> PROBLEM DESCRIPTION:
Without including the pictures, copy out every line below.

** START OF WORKING DATA **

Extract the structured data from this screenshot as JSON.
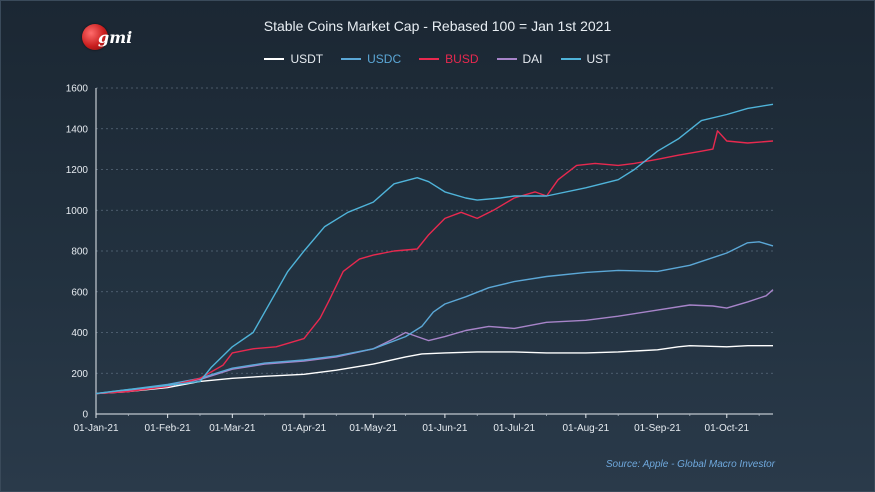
{
  "logo": {
    "text": "gmi"
  },
  "source": "Source: Apple - Global Macro Investor",
  "chart_data": {
    "type": "line",
    "title": "Stable Coins Market Cap - Rebased 100 = Jan 1st 2021",
    "xlabel": "",
    "ylabel": "",
    "ylim": [
      0,
      1600
    ],
    "yticks": [
      "0",
      "200",
      "400",
      "600",
      "800",
      "1000",
      "1200",
      "1400",
      "1600"
    ],
    "xticks": [
      "01-Jan-21",
      "01-Feb-21",
      "01-Mar-21",
      "01-Apr-21",
      "01-May-21",
      "01-Jun-21",
      "01-Jul-21",
      "01-Aug-21",
      "01-Sep-21",
      "01-Oct-21"
    ],
    "grid": true,
    "legend_position": "top",
    "series": [
      {
        "name": "USDT",
        "color": "#ffffff",
        "points": [
          [
            "2021-01-01",
            100
          ],
          [
            "2021-01-15",
            110
          ],
          [
            "2021-02-01",
            130
          ],
          [
            "2021-02-15",
            160
          ],
          [
            "2021-03-01",
            175
          ],
          [
            "2021-03-15",
            185
          ],
          [
            "2021-04-01",
            195
          ],
          [
            "2021-04-15",
            215
          ],
          [
            "2021-05-01",
            245
          ],
          [
            "2021-05-15",
            280
          ],
          [
            "2021-05-22",
            295
          ],
          [
            "2021-06-01",
            300
          ],
          [
            "2021-06-15",
            305
          ],
          [
            "2021-07-01",
            305
          ],
          [
            "2021-07-15",
            300
          ],
          [
            "2021-08-01",
            300
          ],
          [
            "2021-08-15",
            305
          ],
          [
            "2021-09-01",
            315
          ],
          [
            "2021-09-10",
            330
          ],
          [
            "2021-09-15",
            335
          ],
          [
            "2021-10-01",
            330
          ],
          [
            "2021-10-10",
            335
          ],
          [
            "2021-10-21",
            335
          ]
        ]
      },
      {
        "name": "USDC",
        "color": "#5ba7d6",
        "points": [
          [
            "2021-01-01",
            100
          ],
          [
            "2021-01-15",
            120
          ],
          [
            "2021-02-01",
            145
          ],
          [
            "2021-02-15",
            175
          ],
          [
            "2021-03-01",
            225
          ],
          [
            "2021-03-15",
            250
          ],
          [
            "2021-04-01",
            265
          ],
          [
            "2021-04-15",
            285
          ],
          [
            "2021-05-01",
            320
          ],
          [
            "2021-05-15",
            380
          ],
          [
            "2021-05-22",
            430
          ],
          [
            "2021-05-27",
            500
          ],
          [
            "2021-06-01",
            540
          ],
          [
            "2021-06-10",
            575
          ],
          [
            "2021-06-20",
            620
          ],
          [
            "2021-07-01",
            650
          ],
          [
            "2021-07-15",
            675
          ],
          [
            "2021-08-01",
            695
          ],
          [
            "2021-08-15",
            705
          ],
          [
            "2021-09-01",
            700
          ],
          [
            "2021-09-15",
            730
          ],
          [
            "2021-10-01",
            790
          ],
          [
            "2021-10-10",
            840
          ],
          [
            "2021-10-15",
            845
          ],
          [
            "2021-10-21",
            825
          ]
        ]
      },
      {
        "name": "BUSD",
        "color": "#e8294f",
        "points": [
          [
            "2021-01-01",
            100
          ],
          [
            "2021-01-15",
            110
          ],
          [
            "2021-02-01",
            135
          ],
          [
            "2021-02-15",
            175
          ],
          [
            "2021-02-25",
            240
          ],
          [
            "2021-03-01",
            300
          ],
          [
            "2021-03-10",
            320
          ],
          [
            "2021-03-20",
            330
          ],
          [
            "2021-04-01",
            370
          ],
          [
            "2021-04-08",
            470
          ],
          [
            "2021-04-12",
            560
          ],
          [
            "2021-04-18",
            700
          ],
          [
            "2021-04-25",
            760
          ],
          [
            "2021-05-01",
            780
          ],
          [
            "2021-05-10",
            800
          ],
          [
            "2021-05-20",
            810
          ],
          [
            "2021-05-25",
            880
          ],
          [
            "2021-06-01",
            960
          ],
          [
            "2021-06-08",
            990
          ],
          [
            "2021-06-15",
            960
          ],
          [
            "2021-06-22",
            1000
          ],
          [
            "2021-07-01",
            1060
          ],
          [
            "2021-07-10",
            1090
          ],
          [
            "2021-07-15",
            1070
          ],
          [
            "2021-07-20",
            1150
          ],
          [
            "2021-07-28",
            1220
          ],
          [
            "2021-08-05",
            1230
          ],
          [
            "2021-08-15",
            1220
          ],
          [
            "2021-08-22",
            1230
          ],
          [
            "2021-09-01",
            1250
          ],
          [
            "2021-09-10",
            1270
          ],
          [
            "2021-09-20",
            1290
          ],
          [
            "2021-09-25",
            1300
          ],
          [
            "2021-09-27",
            1390
          ],
          [
            "2021-10-01",
            1340
          ],
          [
            "2021-10-10",
            1330
          ],
          [
            "2021-10-21",
            1340
          ]
        ]
      },
      {
        "name": "DAI",
        "color": "#a784c9",
        "points": [
          [
            "2021-01-01",
            100
          ],
          [
            "2021-01-15",
            115
          ],
          [
            "2021-02-01",
            140
          ],
          [
            "2021-02-15",
            170
          ],
          [
            "2021-03-01",
            220
          ],
          [
            "2021-03-15",
            245
          ],
          [
            "2021-04-01",
            260
          ],
          [
            "2021-04-15",
            280
          ],
          [
            "2021-05-01",
            320
          ],
          [
            "2021-05-10",
            370
          ],
          [
            "2021-05-15",
            400
          ],
          [
            "2021-05-20",
            380
          ],
          [
            "2021-05-25",
            360
          ],
          [
            "2021-06-01",
            380
          ],
          [
            "2021-06-10",
            410
          ],
          [
            "2021-06-20",
            430
          ],
          [
            "2021-07-01",
            420
          ],
          [
            "2021-07-15",
            450
          ],
          [
            "2021-08-01",
            460
          ],
          [
            "2021-08-15",
            480
          ],
          [
            "2021-09-01",
            510
          ],
          [
            "2021-09-15",
            535
          ],
          [
            "2021-09-25",
            530
          ],
          [
            "2021-10-01",
            520
          ],
          [
            "2021-10-10",
            550
          ],
          [
            "2021-10-18",
            580
          ],
          [
            "2021-10-21",
            610
          ]
        ]
      },
      {
        "name": "UST",
        "color": "#4fb3d9",
        "points": [
          [
            "2021-01-01",
            100
          ],
          [
            "2021-01-15",
            120
          ],
          [
            "2021-02-01",
            140
          ],
          [
            "2021-02-15",
            160
          ],
          [
            "2021-02-20",
            230
          ],
          [
            "2021-03-01",
            330
          ],
          [
            "2021-03-10",
            400
          ],
          [
            "2021-03-20",
            600
          ],
          [
            "2021-03-25",
            700
          ],
          [
            "2021-04-01",
            800
          ],
          [
            "2021-04-10",
            920
          ],
          [
            "2021-04-20",
            990
          ],
          [
            "2021-05-01",
            1040
          ],
          [
            "2021-05-10",
            1130
          ],
          [
            "2021-05-20",
            1160
          ],
          [
            "2021-05-25",
            1140
          ],
          [
            "2021-06-01",
            1090
          ],
          [
            "2021-06-10",
            1060
          ],
          [
            "2021-06-15",
            1050
          ],
          [
            "2021-06-25",
            1060
          ],
          [
            "2021-07-01",
            1070
          ],
          [
            "2021-07-15",
            1070
          ],
          [
            "2021-08-01",
            1110
          ],
          [
            "2021-08-15",
            1150
          ],
          [
            "2021-08-22",
            1200
          ],
          [
            "2021-09-01",
            1290
          ],
          [
            "2021-09-10",
            1350
          ],
          [
            "2021-09-20",
            1440
          ],
          [
            "2021-10-01",
            1470
          ],
          [
            "2021-10-10",
            1500
          ],
          [
            "2021-10-21",
            1520
          ]
        ]
      }
    ]
  }
}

** END OF WORKING DATA **

> COMPLETED TASK:
Extract the structured data from this screenshot as JSON.
{
  "logo": {
    "text": "gmi"
  },
  "source": "Source: Apple - Global Macro Investor",
  "chart_data": {
    "type": "line",
    "title": "Stable Coins Market Cap - Rebased 100 = Jan 1st 2021",
    "xlabel": "",
    "ylabel": "",
    "ylim": [
      0,
      1600
    ],
    "yticks": [
      "0",
      "200",
      "400",
      "600",
      "800",
      "1000",
      "1200",
      "1400",
      "1600"
    ],
    "xticks": [
      "01-Jan-21",
      "01-Feb-21",
      "01-Mar-21",
      "01-Apr-21",
      "01-May-21",
      "01-Jun-21",
      "01-Jul-21",
      "01-Aug-21",
      "01-Sep-21",
      "01-Oct-21"
    ],
    "grid": true,
    "legend_position": "top",
    "series": [
      {
        "name": "USDT",
        "color": "#ffffff",
        "points": [
          [
            "2021-01-01",
            100
          ],
          [
            "2021-01-15",
            110
          ],
          [
            "2021-02-01",
            130
          ],
          [
            "2021-02-15",
            160
          ],
          [
            "2021-03-01",
            175
          ],
          [
            "2021-03-15",
            185
          ],
          [
            "2021-04-01",
            195
          ],
          [
            "2021-04-15",
            215
          ],
          [
            "2021-05-01",
            245
          ],
          [
            "2021-05-15",
            280
          ],
          [
            "2021-05-22",
            295
          ],
          [
            "2021-06-01",
            300
          ],
          [
            "2021-06-15",
            305
          ],
          [
            "2021-07-01",
            305
          ],
          [
            "2021-07-15",
            300
          ],
          [
            "2021-08-01",
            300
          ],
          [
            "2021-08-15",
            305
          ],
          [
            "2021-09-01",
            315
          ],
          [
            "2021-09-10",
            330
          ],
          [
            "2021-09-15",
            335
          ],
          [
            "2021-10-01",
            330
          ],
          [
            "2021-10-10",
            335
          ],
          [
            "2021-10-21",
            335
          ]
        ]
      },
      {
        "name": "USDC",
        "color": "#5ba7d6",
        "points": [
          [
            "2021-01-01",
            100
          ],
          [
            "2021-01-15",
            120
          ],
          [
            "2021-02-01",
            145
          ],
          [
            "2021-02-15",
            175
          ],
          [
            "2021-03-01",
            225
          ],
          [
            "2021-03-15",
            250
          ],
          [
            "2021-04-01",
            265
          ],
          [
            "2021-04-15",
            285
          ],
          [
            "2021-05-01",
            320
          ],
          [
            "2021-05-15",
            380
          ],
          [
            "2021-05-22",
            430
          ],
          [
            "2021-05-27",
            500
          ],
          [
            "2021-06-01",
            540
          ],
          [
            "2021-06-10",
            575
          ],
          [
            "2021-06-20",
            620
          ],
          [
            "2021-07-01",
            650
          ],
          [
            "2021-07-15",
            675
          ],
          [
            "2021-08-01",
            695
          ],
          [
            "2021-08-15",
            705
          ],
          [
            "2021-09-01",
            700
          ],
          [
            "2021-09-15",
            730
          ],
          [
            "2021-10-01",
            790
          ],
          [
            "2021-10-10",
            840
          ],
          [
            "2021-10-15",
            845
          ],
          [
            "2021-10-21",
            825
          ]
        ]
      },
      {
        "name": "BUSD",
        "color": "#e8294f",
        "points": [
          [
            "2021-01-01",
            100
          ],
          [
            "2021-01-15",
            110
          ],
          [
            "2021-02-01",
            135
          ],
          [
            "2021-02-15",
            175
          ],
          [
            "2021-02-25",
            240
          ],
          [
            "2021-03-01",
            300
          ],
          [
            "2021-03-10",
            320
          ],
          [
            "2021-03-20",
            330
          ],
          [
            "2021-04-01",
            370
          ],
          [
            "2021-04-08",
            470
          ],
          [
            "2021-04-12",
            560
          ],
          [
            "2021-04-18",
            700
          ],
          [
            "2021-04-25",
            760
          ],
          [
            "2021-05-01",
            780
          ],
          [
            "2021-05-10",
            800
          ],
          [
            "2021-05-20",
            810
          ],
          [
            "2021-05-25",
            880
          ],
          [
            "2021-06-01",
            960
          ],
          [
            "2021-06-08",
            990
          ],
          [
            "2021-06-15",
            960
          ],
          [
            "2021-06-22",
            1000
          ],
          [
            "2021-07-01",
            1060
          ],
          [
            "2021-07-10",
            1090
          ],
          [
            "2021-07-15",
            1070
          ],
          [
            "2021-07-20",
            1150
          ],
          [
            "2021-07-28",
            1220
          ],
          [
            "2021-08-05",
            1230
          ],
          [
            "2021-08-15",
            1220
          ],
          [
            "2021-08-22",
            1230
          ],
          [
            "2021-09-01",
            1250
          ],
          [
            "2021-09-10",
            1270
          ],
          [
            "2021-09-20",
            1290
          ],
          [
            "2021-09-25",
            1300
          ],
          [
            "2021-09-27",
            1390
          ],
          [
            "2021-10-01",
            1340
          ],
          [
            "2021-10-10",
            1330
          ],
          [
            "2021-10-21",
            1340
          ]
        ]
      },
      {
        "name": "DAI",
        "color": "#a784c9",
        "points": [
          [
            "2021-01-01",
            100
          ],
          [
            "2021-01-15",
            115
          ],
          [
            "2021-02-01",
            140
          ],
          [
            "2021-02-15",
            170
          ],
          [
            "2021-03-01",
            220
          ],
          [
            "2021-03-15",
            245
          ],
          [
            "2021-04-01",
            260
          ],
          [
            "2021-04-15",
            280
          ],
          [
            "2021-05-01",
            320
          ],
          [
            "2021-05-10",
            370
          ],
          [
            "2021-05-15",
            400
          ],
          [
            "2021-05-20",
            380
          ],
          [
            "2021-05-25",
            360
          ],
          [
            "2021-06-01",
            380
          ],
          [
            "2021-06-10",
            410
          ],
          [
            "2021-06-20",
            430
          ],
          [
            "2021-07-01",
            420
          ],
          [
            "2021-07-15",
            450
          ],
          [
            "2021-08-01",
            460
          ],
          [
            "2021-08-15",
            480
          ],
          [
            "2021-09-01",
            510
          ],
          [
            "2021-09-15",
            535
          ],
          [
            "2021-09-25",
            530
          ],
          [
            "2021-10-01",
            520
          ],
          [
            "2021-10-10",
            550
          ],
          [
            "2021-10-18",
            580
          ],
          [
            "2021-10-21",
            610
          ]
        ]
      },
      {
        "name": "UST",
        "color": "#4fb3d9",
        "points": [
          [
            "2021-01-01",
            100
          ],
          [
            "2021-01-15",
            120
          ],
          [
            "2021-02-01",
            140
          ],
          [
            "2021-02-15",
            160
          ],
          [
            "2021-02-20",
            230
          ],
          [
            "2021-03-01",
            330
          ],
          [
            "2021-03-10",
            400
          ],
          [
            "2021-03-20",
            600
          ],
          [
            "2021-03-25",
            700
          ],
          [
            "2021-04-01",
            800
          ],
          [
            "2021-04-10",
            920
          ],
          [
            "2021-04-20",
            990
          ],
          [
            "2021-05-01",
            1040
          ],
          [
            "2021-05-10",
            1130
          ],
          [
            "2021-05-20",
            1160
          ],
          [
            "2021-05-25",
            1140
          ],
          [
            "2021-06-01",
            1090
          ],
          [
            "2021-06-10",
            1060
          ],
          [
            "2021-06-15",
            1050
          ],
          [
            "2021-06-25",
            1060
          ],
          [
            "2021-07-01",
            1070
          ],
          [
            "2021-07-15",
            1070
          ],
          [
            "2021-08-01",
            1110
          ],
          [
            "2021-08-15",
            1150
          ],
          [
            "2021-08-22",
            1200
          ],
          [
            "2021-09-01",
            1290
          ],
          [
            "2021-09-10",
            1350
          ],
          [
            "2021-09-20",
            1440
          ],
          [
            "2021-10-01",
            1470
          ],
          [
            "2021-10-10",
            1500
          ],
          [
            "2021-10-21",
            1520
          ]
        ]
      }
    ]
  }
}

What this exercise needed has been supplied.